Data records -
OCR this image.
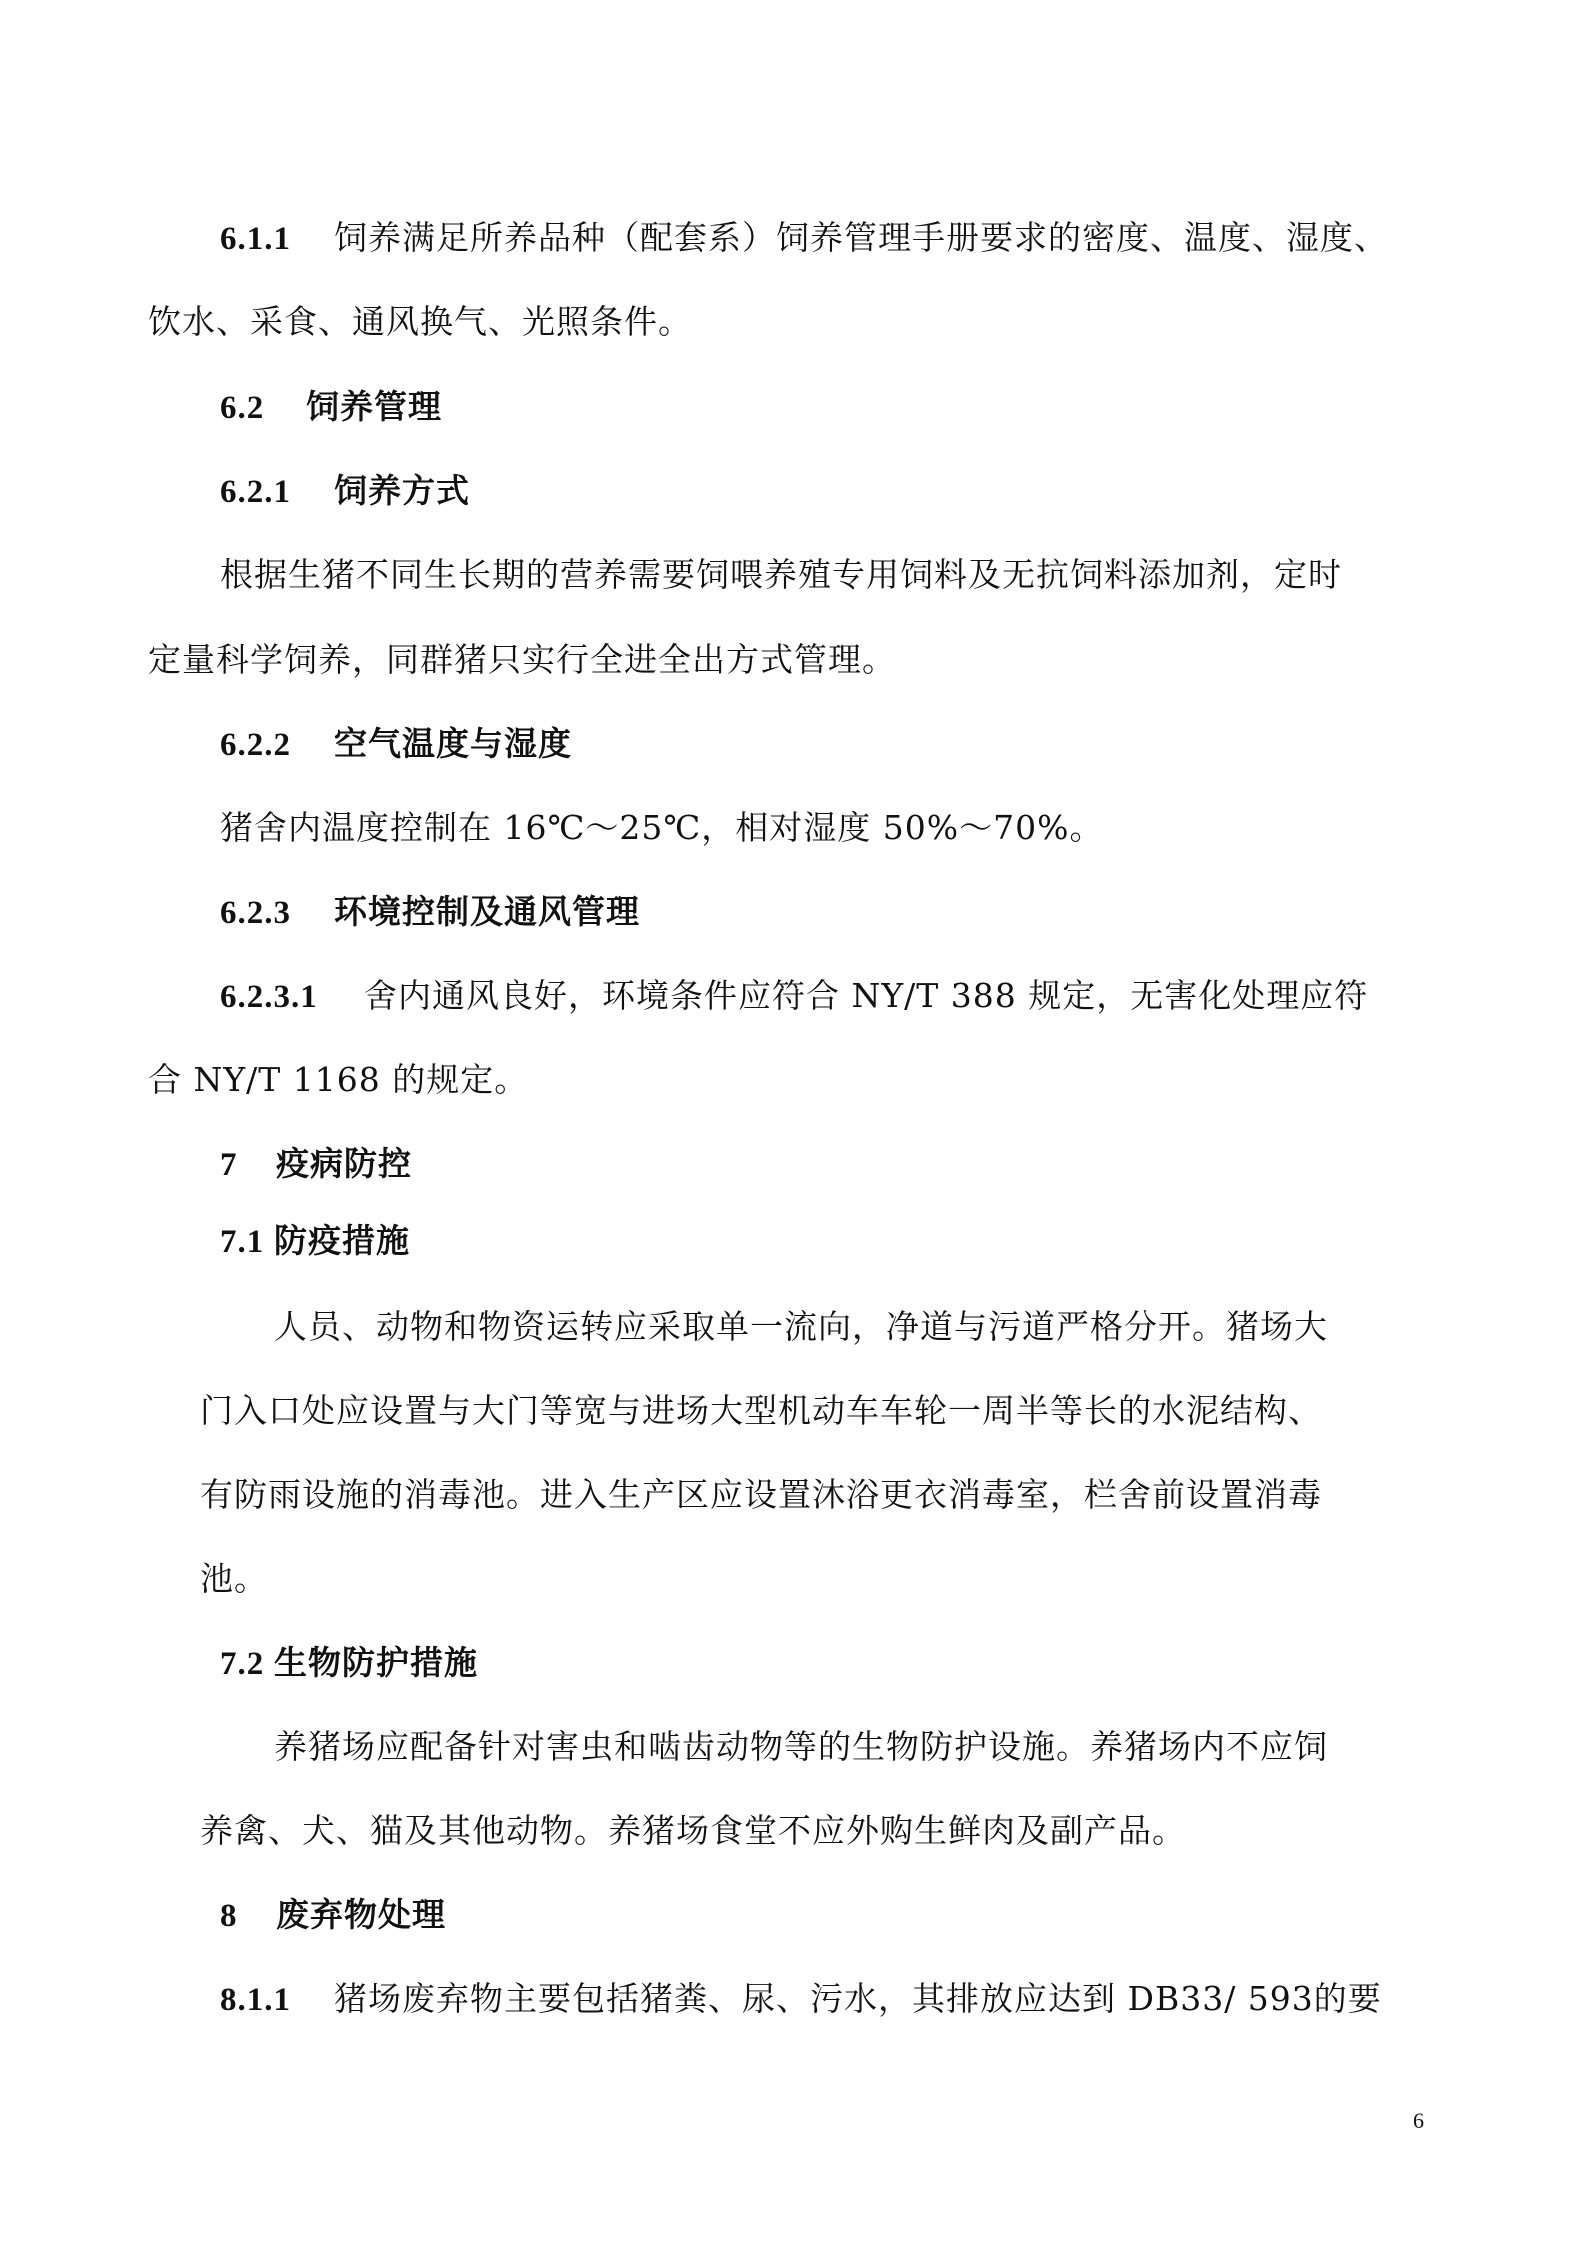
6.1.1 饲养满足所养品种（配套系）饲养管理手册要求的密度、温度、湿度、
饮水、采食、通风换气、光照条件。
6.2 饲养管理
6.2.1 饲养方式
根据生猪不同生长期的营养需要饲喂养殖专用饲料及无抗饲料添加剂，定时
定量科学饲养，同群猪只实行全进全出方式管理。
6.2.2 空气温度与湿度
猪舍内温度控制在 16℃～25℃，相对湿度 50%～70%。
6.2.3 环境控制及通风管理
6.2.3.1 舍内通风良好，环境条件应符合 NY/T 388 规定，无害化处理应符
合 NY/T 1168 的规定。
7 疫病防控
7.1 防疫措施
人员、动物和物资运转应采取单一流向，净道与污道严格分开。猪场大
门入口处应设置与大门等宽与进场大型机动车车轮一周半等长的水泥结构、
有防雨设施的消毒池。进入生产区应设置沐浴更衣消毒室，栏舍前设置消毒
池。
7.2 生物防护措施
养猪场应配备针对害虫和啮齿动物等的生物防护设施。养猪场内不应饲
养禽、犬、猫及其他动物。养猪场食堂不应外购生鲜肉及副产品。
8 废弃物处理
8.1.1 猪场废弃物主要包括猪粪、尿、污水，其排放应达到 DB33/ 593的要
6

What you should do - Using the data above, print every line exactly, omitting pictures.

Final result -
OCR this image.
6.1.1 饲养满足所养品种（配套系）饲养管理手册要求的密度、温度、湿度、
饮水、采食、通风换气、光照条件。
6.2 饲养管理
6.2.1 饲养方式
根据生猪不同生长期的营养需要饲喂养殖专用饲料及无抗饲料添加剂，定时
定量科学饲养，同群猪只实行全进全出方式管理。
6.2.2 空气温度与湿度
猪舍内温度控制在 16℃～25℃，相对湿度 50%～70%。
6.2.3 环境控制及通风管理
6.2.3.1 舍内通风良好，环境条件应符合 NY/T 388 规定，无害化处理应符
合 NY/T 1168 的规定。
7 疫病防控
7.1 防疫措施
人员、动物和物资运转应采取单一流向，净道与污道严格分开。猪场大
门入口处应设置与大门等宽与进场大型机动车车轮一周半等长的水泥结构、
有防雨设施的消毒池。进入生产区应设置沐浴更衣消毒室，栏舍前设置消毒
池。
7.2 生物防护措施
养猪场应配备针对害虫和啮齿动物等的生物防护设施。养猪场内不应饲
养禽、犬、猫及其他动物。养猪场食堂不应外购生鲜肉及副产品。
8 废弃物处理
8.1.1 猪场废弃物主要包括猪粪、尿、污水，其排放应达到 DB33/ 593的要
6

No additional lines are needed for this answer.